= THE TASK =
Copy out each line of the listing that has the word "group" in it.

Data entries
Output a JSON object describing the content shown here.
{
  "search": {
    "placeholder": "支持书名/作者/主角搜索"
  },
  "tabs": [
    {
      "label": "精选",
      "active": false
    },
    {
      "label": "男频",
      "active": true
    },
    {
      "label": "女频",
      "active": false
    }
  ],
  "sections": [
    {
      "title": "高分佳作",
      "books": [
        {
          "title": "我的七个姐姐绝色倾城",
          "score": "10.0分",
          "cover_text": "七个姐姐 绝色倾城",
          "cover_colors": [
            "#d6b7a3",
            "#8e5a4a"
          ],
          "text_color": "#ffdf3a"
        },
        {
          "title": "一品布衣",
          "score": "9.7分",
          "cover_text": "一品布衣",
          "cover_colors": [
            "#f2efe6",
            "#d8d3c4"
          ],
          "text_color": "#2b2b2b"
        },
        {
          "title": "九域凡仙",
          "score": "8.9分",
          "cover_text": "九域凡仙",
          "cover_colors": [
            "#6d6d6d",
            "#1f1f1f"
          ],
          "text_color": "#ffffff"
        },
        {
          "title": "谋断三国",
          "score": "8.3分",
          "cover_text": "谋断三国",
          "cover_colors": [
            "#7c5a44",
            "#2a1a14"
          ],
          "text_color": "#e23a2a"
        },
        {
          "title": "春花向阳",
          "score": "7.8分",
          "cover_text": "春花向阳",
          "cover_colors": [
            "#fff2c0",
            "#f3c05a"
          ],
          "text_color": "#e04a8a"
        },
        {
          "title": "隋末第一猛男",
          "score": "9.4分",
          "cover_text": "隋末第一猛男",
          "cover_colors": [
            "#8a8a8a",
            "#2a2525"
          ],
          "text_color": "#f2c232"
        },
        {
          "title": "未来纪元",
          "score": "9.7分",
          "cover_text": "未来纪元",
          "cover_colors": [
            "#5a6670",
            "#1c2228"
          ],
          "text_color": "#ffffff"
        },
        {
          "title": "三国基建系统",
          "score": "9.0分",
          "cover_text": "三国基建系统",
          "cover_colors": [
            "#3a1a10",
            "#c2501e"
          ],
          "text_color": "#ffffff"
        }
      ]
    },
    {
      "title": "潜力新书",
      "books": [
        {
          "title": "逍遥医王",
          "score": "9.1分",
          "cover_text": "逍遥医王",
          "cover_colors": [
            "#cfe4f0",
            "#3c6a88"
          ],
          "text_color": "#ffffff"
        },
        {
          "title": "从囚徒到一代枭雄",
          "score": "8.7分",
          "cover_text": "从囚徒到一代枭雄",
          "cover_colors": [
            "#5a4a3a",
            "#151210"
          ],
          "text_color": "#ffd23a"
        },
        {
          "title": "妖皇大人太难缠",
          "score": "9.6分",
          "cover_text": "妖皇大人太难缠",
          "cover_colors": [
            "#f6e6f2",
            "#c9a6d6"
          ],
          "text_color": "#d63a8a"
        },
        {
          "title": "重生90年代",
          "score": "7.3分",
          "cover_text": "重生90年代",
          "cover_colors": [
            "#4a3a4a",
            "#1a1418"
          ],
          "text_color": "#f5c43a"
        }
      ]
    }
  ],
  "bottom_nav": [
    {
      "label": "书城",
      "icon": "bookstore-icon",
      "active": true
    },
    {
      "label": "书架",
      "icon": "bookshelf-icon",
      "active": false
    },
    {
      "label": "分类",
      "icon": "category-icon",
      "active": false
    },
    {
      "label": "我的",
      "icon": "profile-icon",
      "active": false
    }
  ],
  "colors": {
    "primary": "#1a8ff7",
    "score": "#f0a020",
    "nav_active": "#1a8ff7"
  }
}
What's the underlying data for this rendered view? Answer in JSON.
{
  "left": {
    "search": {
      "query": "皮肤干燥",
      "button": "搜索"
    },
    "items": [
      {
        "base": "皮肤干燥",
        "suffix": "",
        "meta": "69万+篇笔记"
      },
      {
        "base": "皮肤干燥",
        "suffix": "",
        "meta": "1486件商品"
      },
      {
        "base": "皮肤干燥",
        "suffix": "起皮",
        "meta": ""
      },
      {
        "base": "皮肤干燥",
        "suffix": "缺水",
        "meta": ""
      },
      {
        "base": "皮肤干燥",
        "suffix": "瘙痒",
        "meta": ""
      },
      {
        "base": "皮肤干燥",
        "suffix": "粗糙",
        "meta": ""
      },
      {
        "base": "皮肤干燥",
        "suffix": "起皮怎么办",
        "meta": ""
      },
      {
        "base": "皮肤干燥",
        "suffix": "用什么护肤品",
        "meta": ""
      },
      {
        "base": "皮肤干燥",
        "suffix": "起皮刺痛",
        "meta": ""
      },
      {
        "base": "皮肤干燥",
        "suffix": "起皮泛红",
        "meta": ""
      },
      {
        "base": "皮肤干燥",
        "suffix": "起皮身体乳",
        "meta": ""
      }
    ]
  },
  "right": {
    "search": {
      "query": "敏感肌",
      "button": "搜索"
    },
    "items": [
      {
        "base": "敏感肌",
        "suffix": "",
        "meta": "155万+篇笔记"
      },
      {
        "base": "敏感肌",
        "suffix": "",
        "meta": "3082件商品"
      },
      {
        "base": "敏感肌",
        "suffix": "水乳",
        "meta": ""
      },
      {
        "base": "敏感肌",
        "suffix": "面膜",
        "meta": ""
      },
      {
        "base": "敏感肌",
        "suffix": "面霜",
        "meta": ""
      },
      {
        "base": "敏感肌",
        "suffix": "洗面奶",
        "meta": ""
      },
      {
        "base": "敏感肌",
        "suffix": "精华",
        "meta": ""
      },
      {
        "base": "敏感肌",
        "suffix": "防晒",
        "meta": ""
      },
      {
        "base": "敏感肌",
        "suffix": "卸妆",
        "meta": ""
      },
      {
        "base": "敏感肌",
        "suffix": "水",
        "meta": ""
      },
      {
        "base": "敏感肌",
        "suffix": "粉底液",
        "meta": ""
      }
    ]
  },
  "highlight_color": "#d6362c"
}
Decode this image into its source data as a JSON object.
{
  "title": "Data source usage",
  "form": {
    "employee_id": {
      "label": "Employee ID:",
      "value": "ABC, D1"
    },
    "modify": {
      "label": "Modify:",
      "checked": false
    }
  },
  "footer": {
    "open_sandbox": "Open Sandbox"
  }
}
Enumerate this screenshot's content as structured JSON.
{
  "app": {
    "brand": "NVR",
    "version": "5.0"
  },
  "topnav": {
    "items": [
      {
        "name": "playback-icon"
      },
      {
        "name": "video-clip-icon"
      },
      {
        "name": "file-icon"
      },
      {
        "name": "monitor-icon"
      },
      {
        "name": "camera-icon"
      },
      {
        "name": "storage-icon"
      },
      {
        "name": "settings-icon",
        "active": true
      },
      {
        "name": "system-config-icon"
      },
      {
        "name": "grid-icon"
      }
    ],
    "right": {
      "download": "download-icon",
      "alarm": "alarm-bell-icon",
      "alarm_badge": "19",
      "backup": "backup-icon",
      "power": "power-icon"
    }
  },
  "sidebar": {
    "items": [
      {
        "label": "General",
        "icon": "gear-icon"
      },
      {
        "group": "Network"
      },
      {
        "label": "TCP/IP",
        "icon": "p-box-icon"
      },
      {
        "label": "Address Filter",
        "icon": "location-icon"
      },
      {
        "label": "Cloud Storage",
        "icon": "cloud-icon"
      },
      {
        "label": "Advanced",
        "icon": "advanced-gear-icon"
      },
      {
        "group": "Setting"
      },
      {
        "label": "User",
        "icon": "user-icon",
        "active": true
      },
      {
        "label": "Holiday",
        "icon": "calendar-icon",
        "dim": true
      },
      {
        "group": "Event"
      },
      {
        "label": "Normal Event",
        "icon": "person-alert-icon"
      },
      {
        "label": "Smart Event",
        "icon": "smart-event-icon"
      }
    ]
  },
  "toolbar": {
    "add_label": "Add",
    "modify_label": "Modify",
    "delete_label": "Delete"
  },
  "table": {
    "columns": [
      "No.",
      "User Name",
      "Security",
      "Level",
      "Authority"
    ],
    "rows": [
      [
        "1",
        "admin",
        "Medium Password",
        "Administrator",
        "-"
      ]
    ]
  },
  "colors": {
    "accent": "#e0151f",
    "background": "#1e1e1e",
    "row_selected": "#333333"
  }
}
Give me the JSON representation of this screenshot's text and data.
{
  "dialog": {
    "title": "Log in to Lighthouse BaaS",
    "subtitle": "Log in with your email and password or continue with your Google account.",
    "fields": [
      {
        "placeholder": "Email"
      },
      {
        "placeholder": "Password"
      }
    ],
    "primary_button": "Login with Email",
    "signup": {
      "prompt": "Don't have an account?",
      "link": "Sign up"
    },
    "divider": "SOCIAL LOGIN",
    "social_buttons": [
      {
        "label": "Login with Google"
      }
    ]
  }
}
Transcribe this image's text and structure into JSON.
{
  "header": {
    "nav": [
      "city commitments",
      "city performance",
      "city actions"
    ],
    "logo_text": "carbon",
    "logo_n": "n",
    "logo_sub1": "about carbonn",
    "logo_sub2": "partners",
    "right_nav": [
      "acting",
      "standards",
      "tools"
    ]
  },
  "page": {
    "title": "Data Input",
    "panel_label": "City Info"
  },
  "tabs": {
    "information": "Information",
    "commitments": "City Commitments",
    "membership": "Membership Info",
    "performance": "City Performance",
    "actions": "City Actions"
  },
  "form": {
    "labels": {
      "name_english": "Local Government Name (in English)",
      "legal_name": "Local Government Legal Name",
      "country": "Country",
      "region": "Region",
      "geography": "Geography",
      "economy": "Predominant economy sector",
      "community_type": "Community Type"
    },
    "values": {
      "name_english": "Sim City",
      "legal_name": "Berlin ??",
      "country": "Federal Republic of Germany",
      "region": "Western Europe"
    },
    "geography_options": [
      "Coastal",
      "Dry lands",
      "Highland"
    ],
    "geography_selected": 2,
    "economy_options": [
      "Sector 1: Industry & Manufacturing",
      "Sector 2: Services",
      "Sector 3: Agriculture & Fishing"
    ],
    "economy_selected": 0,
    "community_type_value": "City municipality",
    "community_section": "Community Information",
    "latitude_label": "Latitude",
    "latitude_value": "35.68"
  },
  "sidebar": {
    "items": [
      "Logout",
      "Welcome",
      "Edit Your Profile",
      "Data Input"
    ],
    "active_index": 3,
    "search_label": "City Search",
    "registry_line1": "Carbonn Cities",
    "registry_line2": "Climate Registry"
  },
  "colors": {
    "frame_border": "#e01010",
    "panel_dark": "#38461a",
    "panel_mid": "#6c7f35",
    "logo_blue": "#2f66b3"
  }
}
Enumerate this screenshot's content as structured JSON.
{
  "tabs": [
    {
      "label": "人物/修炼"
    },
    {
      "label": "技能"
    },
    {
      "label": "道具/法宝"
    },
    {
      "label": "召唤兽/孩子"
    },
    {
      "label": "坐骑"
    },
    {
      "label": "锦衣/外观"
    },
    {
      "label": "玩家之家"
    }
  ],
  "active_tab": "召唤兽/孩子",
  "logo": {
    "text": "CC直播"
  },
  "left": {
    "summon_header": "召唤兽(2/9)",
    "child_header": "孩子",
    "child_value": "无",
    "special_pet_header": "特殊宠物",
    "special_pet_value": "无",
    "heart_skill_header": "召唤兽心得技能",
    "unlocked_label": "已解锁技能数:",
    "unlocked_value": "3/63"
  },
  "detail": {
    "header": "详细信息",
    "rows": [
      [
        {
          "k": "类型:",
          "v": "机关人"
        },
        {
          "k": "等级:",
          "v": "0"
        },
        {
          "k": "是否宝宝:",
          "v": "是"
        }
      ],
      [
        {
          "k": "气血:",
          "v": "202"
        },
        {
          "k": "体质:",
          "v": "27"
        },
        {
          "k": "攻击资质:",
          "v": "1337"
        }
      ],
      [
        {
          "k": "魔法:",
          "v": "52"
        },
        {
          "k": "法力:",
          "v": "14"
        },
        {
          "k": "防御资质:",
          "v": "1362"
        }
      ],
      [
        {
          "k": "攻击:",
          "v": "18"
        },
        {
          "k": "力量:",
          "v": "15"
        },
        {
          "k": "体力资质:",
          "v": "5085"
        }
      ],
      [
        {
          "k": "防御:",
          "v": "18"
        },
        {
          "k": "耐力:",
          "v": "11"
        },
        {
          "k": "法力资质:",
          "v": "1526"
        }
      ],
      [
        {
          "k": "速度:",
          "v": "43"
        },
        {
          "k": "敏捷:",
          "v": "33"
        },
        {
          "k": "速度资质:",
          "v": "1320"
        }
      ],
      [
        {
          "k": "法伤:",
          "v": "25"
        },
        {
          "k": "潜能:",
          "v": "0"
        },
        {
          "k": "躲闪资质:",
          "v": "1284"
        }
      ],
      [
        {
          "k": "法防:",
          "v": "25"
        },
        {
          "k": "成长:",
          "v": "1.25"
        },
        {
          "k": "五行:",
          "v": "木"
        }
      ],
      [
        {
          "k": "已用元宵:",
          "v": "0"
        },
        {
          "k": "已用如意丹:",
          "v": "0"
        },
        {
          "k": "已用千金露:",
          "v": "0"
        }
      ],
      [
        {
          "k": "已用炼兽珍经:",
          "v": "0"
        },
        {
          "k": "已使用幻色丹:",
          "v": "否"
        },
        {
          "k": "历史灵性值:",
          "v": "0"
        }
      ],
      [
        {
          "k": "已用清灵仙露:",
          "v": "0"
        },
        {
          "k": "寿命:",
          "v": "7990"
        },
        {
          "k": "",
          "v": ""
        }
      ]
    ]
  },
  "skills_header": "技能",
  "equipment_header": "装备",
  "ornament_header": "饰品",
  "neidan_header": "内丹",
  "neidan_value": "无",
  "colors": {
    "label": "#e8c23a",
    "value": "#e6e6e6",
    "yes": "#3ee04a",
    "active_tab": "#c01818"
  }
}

= WRITTEN ANSWER =
        "group": "Network"
        "group": "Setting"
        "group": "Event"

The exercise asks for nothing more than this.